[begin DATA RECORDS]

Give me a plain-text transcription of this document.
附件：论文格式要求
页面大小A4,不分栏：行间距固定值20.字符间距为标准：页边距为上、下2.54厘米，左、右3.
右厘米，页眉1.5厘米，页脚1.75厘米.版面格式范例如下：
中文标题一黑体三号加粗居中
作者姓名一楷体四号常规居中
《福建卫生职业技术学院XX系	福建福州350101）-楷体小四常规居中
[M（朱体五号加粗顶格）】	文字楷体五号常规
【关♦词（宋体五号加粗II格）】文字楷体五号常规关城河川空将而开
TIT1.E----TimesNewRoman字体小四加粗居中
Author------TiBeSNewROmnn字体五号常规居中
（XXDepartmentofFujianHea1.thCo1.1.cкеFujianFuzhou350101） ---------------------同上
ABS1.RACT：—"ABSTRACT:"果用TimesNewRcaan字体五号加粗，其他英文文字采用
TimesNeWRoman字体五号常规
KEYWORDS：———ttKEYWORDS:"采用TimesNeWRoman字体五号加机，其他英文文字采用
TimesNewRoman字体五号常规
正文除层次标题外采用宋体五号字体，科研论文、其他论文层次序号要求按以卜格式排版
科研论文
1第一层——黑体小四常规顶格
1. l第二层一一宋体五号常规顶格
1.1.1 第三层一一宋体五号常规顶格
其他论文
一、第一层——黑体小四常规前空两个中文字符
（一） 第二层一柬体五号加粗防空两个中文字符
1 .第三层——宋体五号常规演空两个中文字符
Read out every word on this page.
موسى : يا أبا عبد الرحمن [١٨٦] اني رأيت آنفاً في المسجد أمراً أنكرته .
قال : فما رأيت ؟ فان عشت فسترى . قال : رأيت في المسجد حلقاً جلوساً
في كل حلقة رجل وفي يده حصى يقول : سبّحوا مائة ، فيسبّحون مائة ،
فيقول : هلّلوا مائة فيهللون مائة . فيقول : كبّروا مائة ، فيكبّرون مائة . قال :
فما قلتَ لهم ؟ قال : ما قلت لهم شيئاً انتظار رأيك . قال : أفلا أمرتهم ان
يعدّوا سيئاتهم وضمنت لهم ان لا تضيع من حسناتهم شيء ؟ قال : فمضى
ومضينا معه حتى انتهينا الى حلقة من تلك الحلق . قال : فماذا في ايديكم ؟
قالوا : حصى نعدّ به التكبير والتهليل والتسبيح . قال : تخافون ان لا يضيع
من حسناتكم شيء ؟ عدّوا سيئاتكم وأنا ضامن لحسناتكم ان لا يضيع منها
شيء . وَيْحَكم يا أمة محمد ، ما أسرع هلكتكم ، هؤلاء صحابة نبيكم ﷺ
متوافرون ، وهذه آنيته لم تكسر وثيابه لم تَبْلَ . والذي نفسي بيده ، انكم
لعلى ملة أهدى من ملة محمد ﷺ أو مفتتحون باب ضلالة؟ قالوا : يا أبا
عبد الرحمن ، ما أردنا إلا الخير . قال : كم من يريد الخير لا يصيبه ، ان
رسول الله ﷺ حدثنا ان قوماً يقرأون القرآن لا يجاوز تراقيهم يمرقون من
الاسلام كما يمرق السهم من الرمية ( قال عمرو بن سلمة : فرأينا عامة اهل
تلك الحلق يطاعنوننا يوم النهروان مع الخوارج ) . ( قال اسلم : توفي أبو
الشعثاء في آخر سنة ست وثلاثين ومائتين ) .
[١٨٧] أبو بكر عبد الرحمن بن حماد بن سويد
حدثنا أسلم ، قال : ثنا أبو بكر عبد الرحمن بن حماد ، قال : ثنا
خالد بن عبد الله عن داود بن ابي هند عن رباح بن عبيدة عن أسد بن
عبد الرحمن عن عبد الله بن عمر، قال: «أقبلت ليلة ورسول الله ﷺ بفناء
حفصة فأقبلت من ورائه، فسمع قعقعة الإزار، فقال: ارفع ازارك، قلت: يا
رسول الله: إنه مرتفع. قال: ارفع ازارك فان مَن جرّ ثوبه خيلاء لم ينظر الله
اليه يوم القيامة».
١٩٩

[end DATA RECORDS]

# GOAL
Repeat the preceding lines exactly, please, every one of them.

# RESULT
Give me a plain-text transcription of this document.
附件：论文格式要求
页面大小A4,不分栏：行间距固定值20.字符间距为标准：页边距为上、下2.54厘米，左、右3.
右厘米，页眉1.5厘米，页脚1.75厘米.版面格式范例如下：
中文标题一黑体三号加粗居中
作者姓名一楷体四号常规居中
《福建卫生职业技术学院XX系	福建福州350101）-楷体小四常规居中
[M（朱体五号加粗顶格）】	文字楷体五号常规
【关♦词（宋体五号加粗II格）】文字楷体五号常规关城河川空将而开
TIT1.E----TimesNewRoman字体小四加粗居中
Author------TiBeSNewROmnn字体五号常规居中
（XXDepartmentofFujianHea1.thCo1.1.cкеFujianFuzhou350101） ---------------------同上
ABS1.RACT：—"ABSTRACT:"果用TimesNewRcaan字体五号加粗，其他英文文字采用
TimesNeWRoman字体五号常规
KEYWORDS：———ttKEYWORDS:"采用TimesNeWRoman字体五号加机，其他英文文字采用
TimesNewRoman字体五号常规
正文除层次标题外采用宋体五号字体，科研论文、其他论文层次序号要求按以卜格式排版
科研论文
1第一层——黑体小四常规顶格
1. l第二层一一宋体五号常规顶格
1.1.1 第三层一一宋体五号常规顶格
其他论文
一、第一层——黑体小四常规前空两个中文字符
（一） 第二层一柬体五号加粗防空两个中文字符
1 .第三层——宋体五号常规演空两个中文字符
Read out every word on this page.
موسى : يا أبا عبد الرحمن [١٨٦] اني رأيت آنفاً في المسجد أمراً أنكرته .
قال : فما رأيت ؟ فان عشت فسترى . قال : رأيت في المسجد حلقاً جلوساً
في كل حلقة رجل وفي يده حصى يقول : سبّحوا مائة ، فيسبّحون مائة ،
فيقول : هلّلوا مائة فيهللون مائة . فيقول : كبّروا مائة ، فيكبّرون مائة . قال :
فما قلتَ لهم ؟ قال : ما قلت لهم شيئاً انتظار رأيك . قال : أفلا أمرتهم ان
يعدّوا سيئاتهم وضمنت لهم ان لا تضيع من حسناتهم شيء ؟ قال : فمضى
ومضينا معه حتى انتهينا الى حلقة من تلك الحلق . قال : فماذا في ايديكم ؟
قالوا : حصى نعدّ به التكبير والتهليل والتسبيح . قال : تخافون ان لا يضيع
من حسناتكم شيء ؟ عدّوا سيئاتكم وأنا ضامن لحسناتكم ان لا يضيع منها
شيء . وَيْحَكم يا أمة محمد ، ما أسرع هلكتكم ، هؤلاء صحابة نبيكم ﷺ
متوافرون ، وهذه آنيته لم تكسر وثيابه لم تَبْلَ . والذي نفسي بيده ، انكم
لعلى ملة أهدى من ملة محمد ﷺ أو مفتتحون باب ضلالة؟ قالوا : يا أبا
عبد الرحمن ، ما أردنا إلا الخير . قال : كم من يريد الخير لا يصيبه ، ان
رسول الله ﷺ حدثنا ان قوماً يقرأون القرآن لا يجاوز تراقيهم يمرقون من
الاسلام كما يمرق السهم من الرمية ( قال عمرو بن سلمة : فرأينا عامة اهل
تلك الحلق يطاعنوننا يوم النهروان مع الخوارج ) . ( قال اسلم : توفي أبو
الشعثاء في آخر سنة ست وثلاثين ومائتين ) .
[١٨٧] أبو بكر عبد الرحمن بن حماد بن سويد
حدثنا أسلم ، قال : ثنا أبو بكر عبد الرحمن بن حماد ، قال : ثنا
خالد بن عبد الله عن داود بن ابي هند عن رباح بن عبيدة عن أسد بن
عبد الرحمن عن عبد الله بن عمر، قال: «أقبلت ليلة ورسول الله ﷺ بفناء
حفصة فأقبلت من ورائه، فسمع قعقعة الإزار، فقال: ارفع ازارك، قلت: يا
رسول الله: إنه مرتفع. قال: ارفع ازارك فان مَن جرّ ثوبه خيلاء لم ينظر الله
اليه يوم القيامة».
١٩٩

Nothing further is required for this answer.